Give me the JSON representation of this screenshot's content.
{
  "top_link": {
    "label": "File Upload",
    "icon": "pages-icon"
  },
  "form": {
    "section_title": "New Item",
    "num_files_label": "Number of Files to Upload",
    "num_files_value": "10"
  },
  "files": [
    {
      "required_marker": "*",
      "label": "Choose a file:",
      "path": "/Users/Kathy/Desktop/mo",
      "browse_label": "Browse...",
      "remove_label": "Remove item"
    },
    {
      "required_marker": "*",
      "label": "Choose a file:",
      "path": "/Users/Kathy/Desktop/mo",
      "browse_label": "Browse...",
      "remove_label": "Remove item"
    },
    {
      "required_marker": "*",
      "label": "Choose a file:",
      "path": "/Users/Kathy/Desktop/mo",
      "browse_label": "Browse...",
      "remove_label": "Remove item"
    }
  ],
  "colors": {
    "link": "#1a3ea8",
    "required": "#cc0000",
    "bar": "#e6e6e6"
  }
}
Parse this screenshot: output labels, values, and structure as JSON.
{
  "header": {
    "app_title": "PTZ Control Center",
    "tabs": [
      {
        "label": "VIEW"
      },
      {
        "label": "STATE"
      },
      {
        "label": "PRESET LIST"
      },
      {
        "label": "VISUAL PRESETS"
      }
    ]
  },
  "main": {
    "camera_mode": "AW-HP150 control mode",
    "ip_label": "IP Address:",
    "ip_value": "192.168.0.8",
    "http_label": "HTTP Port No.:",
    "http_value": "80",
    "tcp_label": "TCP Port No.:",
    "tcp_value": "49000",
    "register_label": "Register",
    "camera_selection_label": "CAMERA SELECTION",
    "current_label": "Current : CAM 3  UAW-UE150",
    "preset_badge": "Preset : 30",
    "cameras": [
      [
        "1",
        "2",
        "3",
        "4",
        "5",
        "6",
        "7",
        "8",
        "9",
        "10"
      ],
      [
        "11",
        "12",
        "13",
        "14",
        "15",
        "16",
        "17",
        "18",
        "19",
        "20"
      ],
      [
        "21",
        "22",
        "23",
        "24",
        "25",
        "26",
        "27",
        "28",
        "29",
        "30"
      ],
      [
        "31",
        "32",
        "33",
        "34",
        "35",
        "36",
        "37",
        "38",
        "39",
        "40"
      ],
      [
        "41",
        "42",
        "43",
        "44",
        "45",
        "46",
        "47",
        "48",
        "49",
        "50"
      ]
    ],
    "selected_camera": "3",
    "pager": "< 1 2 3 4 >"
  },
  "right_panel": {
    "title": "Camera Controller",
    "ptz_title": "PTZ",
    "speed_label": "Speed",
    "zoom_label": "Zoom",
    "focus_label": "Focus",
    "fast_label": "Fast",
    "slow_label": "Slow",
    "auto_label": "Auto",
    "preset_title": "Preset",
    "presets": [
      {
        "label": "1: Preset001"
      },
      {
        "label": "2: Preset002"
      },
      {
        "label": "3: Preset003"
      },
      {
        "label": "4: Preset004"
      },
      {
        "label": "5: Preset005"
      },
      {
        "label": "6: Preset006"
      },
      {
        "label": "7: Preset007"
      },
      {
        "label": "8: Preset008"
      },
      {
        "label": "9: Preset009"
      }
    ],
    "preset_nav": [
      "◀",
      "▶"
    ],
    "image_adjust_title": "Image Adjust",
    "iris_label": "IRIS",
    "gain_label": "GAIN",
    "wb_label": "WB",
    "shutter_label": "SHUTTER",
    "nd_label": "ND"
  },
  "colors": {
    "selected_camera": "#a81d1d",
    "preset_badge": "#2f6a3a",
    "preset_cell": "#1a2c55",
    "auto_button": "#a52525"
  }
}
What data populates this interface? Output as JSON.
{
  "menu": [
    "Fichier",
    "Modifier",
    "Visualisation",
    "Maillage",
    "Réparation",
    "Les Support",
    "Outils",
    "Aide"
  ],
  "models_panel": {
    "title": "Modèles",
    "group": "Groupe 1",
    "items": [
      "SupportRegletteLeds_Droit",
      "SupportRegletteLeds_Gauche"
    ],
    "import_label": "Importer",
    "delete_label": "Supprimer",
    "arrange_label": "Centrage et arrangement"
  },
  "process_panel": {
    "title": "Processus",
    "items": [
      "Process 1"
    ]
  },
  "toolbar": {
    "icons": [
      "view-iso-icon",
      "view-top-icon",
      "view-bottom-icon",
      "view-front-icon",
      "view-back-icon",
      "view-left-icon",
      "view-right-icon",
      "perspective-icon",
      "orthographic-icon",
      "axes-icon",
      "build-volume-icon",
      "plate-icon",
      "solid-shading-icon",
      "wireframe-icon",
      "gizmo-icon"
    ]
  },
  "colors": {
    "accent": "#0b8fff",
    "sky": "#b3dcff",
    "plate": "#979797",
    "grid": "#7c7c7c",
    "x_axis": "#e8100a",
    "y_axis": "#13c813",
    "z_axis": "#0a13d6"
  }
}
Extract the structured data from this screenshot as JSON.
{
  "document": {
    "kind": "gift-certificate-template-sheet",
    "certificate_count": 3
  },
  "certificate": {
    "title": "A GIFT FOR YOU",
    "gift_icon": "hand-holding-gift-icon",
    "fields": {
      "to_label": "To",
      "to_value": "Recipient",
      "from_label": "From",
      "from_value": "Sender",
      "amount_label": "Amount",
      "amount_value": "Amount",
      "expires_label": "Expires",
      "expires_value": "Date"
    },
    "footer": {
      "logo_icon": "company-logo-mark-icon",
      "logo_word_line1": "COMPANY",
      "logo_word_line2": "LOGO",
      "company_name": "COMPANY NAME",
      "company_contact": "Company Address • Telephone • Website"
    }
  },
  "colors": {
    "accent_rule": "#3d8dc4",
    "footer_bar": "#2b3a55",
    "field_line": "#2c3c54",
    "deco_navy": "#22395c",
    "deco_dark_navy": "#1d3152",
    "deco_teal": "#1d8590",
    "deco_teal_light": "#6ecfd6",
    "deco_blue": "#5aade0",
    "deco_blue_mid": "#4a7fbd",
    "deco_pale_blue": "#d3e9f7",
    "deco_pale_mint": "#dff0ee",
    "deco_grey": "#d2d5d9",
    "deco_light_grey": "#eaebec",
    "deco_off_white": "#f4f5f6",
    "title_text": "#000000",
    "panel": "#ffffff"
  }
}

---------------

## Your task:
Exactly as they are written, print the entries again.

## Result for this exercise:
Give me the JSON representation of this screenshot's content.
{
  "top_link": {
    "label": "File Upload",
    "icon": "pages-icon"
  },
  "form": {
    "section_title": "New Item",
    "num_files_label": "Number of Files to Upload",
    "num_files_value": "10"
  },
  "files": [
    {
      "required_marker": "*",
      "label": "Choose a file:",
      "path": "/Users/Kathy/Desktop/mo",
      "browse_label": "Browse...",
      "remove_label": "Remove item"
    },
    {
      "required_marker": "*",
      "label": "Choose a file:",
      "path": "/Users/Kathy/Desktop/mo",
      "browse_label": "Browse...",
      "remove_label": "Remove item"
    },
    {
      "required_marker": "*",
      "label": "Choose a file:",
      "path": "/Users/Kathy/Desktop/mo",
      "browse_label": "Browse...",
      "remove_label": "Remove item"
    }
  ],
  "colors": {
    "link": "#1a3ea8",
    "required": "#cc0000",
    "bar": "#e6e6e6"
  }
}
Parse this screenshot: output labels, values, and structure as JSON.
{
  "header": {
    "app_title": "PTZ Control Center",
    "tabs": [
      {
        "label": "VIEW"
      },
      {
        "label": "STATE"
      },
      {
        "label": "PRESET LIST"
      },
      {
        "label": "VISUAL PRESETS"
      }
    ]
  },
  "main": {
    "camera_mode": "AW-HP150 control mode",
    "ip_label": "IP Address:",
    "ip_value": "192.168.0.8",
    "http_label": "HTTP Port No.:",
    "http_value": "80",
    "tcp_label": "TCP Port No.:",
    "tcp_value": "49000",
    "register_label": "Register",
    "camera_selection_label": "CAMERA SELECTION",
    "current_label": "Current : CAM 3  UAW-UE150",
    "preset_badge": "Preset : 30",
    "cameras": [
      [
        "1",
        "2",
        "3",
        "4",
        "5",
        "6",
        "7",
        "8",
        "9",
        "10"
      ],
      [
        "11",
        "12",
        "13",
        "14",
        "15",
        "16",
        "17",
        "18",
        "19",
        "20"
      ],
      [
        "21",
        "22",
        "23",
        "24",
        "25",
        "26",
        "27",
        "28",
        "29",
        "30"
      ],
      [
        "31",
        "32",
        "33",
        "34",
        "35",
        "36",
        "37",
        "38",
        "39",
        "40"
      ],
      [
        "41",
        "42",
        "43",
        "44",
        "45",
        "46",
        "47",
        "48",
        "49",
        "50"
      ]
    ],
    "selected_camera": "3",
    "pager": "< 1 2 3 4 >"
  },
  "right_panel": {
    "title": "Camera Controller",
    "ptz_title": "PTZ",
    "speed_label": "Speed",
    "zoom_label": "Zoom",
    "focus_label": "Focus",
    "fast_label": "Fast",
    "slow_label": "Slow",
    "auto_label": "Auto",
    "preset_title": "Preset",
    "presets": [
      {
        "label": "1: Preset001"
      },
      {
        "label": "2: Preset002"
      },
      {
        "label": "3: Preset003"
      },
      {
        "label": "4: Preset004"
      },
      {
        "label": "5: Preset005"
      },
      {
        "label": "6: Preset006"
      },
      {
        "label": "7: Preset007"
      },
      {
        "label": "8: Preset008"
      },
      {
        "label": "9: Preset009"
      }
    ],
    "preset_nav": [
      "◀",
      "▶"
    ],
    "image_adjust_title": "Image Adjust",
    "iris_label": "IRIS",
    "gain_label": "GAIN",
    "wb_label": "WB",
    "shutter_label": "SHUTTER",
    "nd_label": "ND"
  },
  "colors": {
    "selected_camera": "#a81d1d",
    "preset_badge": "#2f6a3a",
    "preset_cell": "#1a2c55",
    "auto_button": "#a52525"
  }
}
What data populates this interface? Output as JSON.
{
  "menu": [
    "Fichier",
    "Modifier",
    "Visualisation",
    "Maillage",
    "Réparation",
    "Les Support",
    "Outils",
    "Aide"
  ],
  "models_panel": {
    "title": "Modèles",
    "group": "Groupe 1",
    "items": [
      "SupportRegletteLeds_Droit",
      "SupportRegletteLeds_Gauche"
    ],
    "import_label": "Importer",
    "delete_label": "Supprimer",
    "arrange_label": "Centrage et arrangement"
  },
  "process_panel": {
    "title": "Processus",
    "items": [
      "Process 1"
    ]
  },
  "toolbar": {
    "icons": [
      "view-iso-icon",
      "view-top-icon",
      "view-bottom-icon",
      "view-front-icon",
      "view-back-icon",
      "view-left-icon",
      "view-right-icon",
      "perspective-icon",
      "orthographic-icon",
      "axes-icon",
      "build-volume-icon",
      "plate-icon",
      "solid-shading-icon",
      "wireframe-icon",
      "gizmo-icon"
    ]
  },
  "colors": {
    "accent": "#0b8fff",
    "sky": "#b3dcff",
    "plate": "#979797",
    "grid": "#7c7c7c",
    "x_axis": "#e8100a",
    "y_axis": "#13c813",
    "z_axis": "#0a13d6"
  }
}
Extract the structured data from this screenshot as JSON.
{
  "document": {
    "kind": "gift-certificate-template-sheet",
    "certificate_count": 3
  },
  "certificate": {
    "title": "A GIFT FOR YOU",
    "gift_icon": "hand-holding-gift-icon",
    "fields": {
      "to_label": "To",
      "to_value": "Recipient",
      "from_label": "From",
      "from_value": "Sender",
      "amount_label": "Amount",
      "amount_value": "Amount",
      "expires_label": "Expires",
      "expires_value": "Date"
    },
    "footer": {
      "logo_icon": "company-logo-mark-icon",
      "logo_word_line1": "COMPANY",
      "logo_word_line2": "LOGO",
      "company_name": "COMPANY NAME",
      "company_contact": "Company Address • Telephone • Website"
    }
  },
  "colors": {
    "accent_rule": "#3d8dc4",
    "footer_bar": "#2b3a55",
    "field_line": "#2c3c54",
    "deco_navy": "#22395c",
    "deco_dark_navy": "#1d3152",
    "deco_teal": "#1d8590",
    "deco_teal_light": "#6ecfd6",
    "deco_blue": "#5aade0",
    "deco_blue_mid": "#4a7fbd",
    "deco_pale_blue": "#d3e9f7",
    "deco_pale_mint": "#dff0ee",
    "deco_grey": "#d2d5d9",
    "deco_light_grey": "#eaebec",
    "deco_off_white": "#f4f5f6",
    "title_text": "#000000",
    "panel": "#ffffff"
  }
}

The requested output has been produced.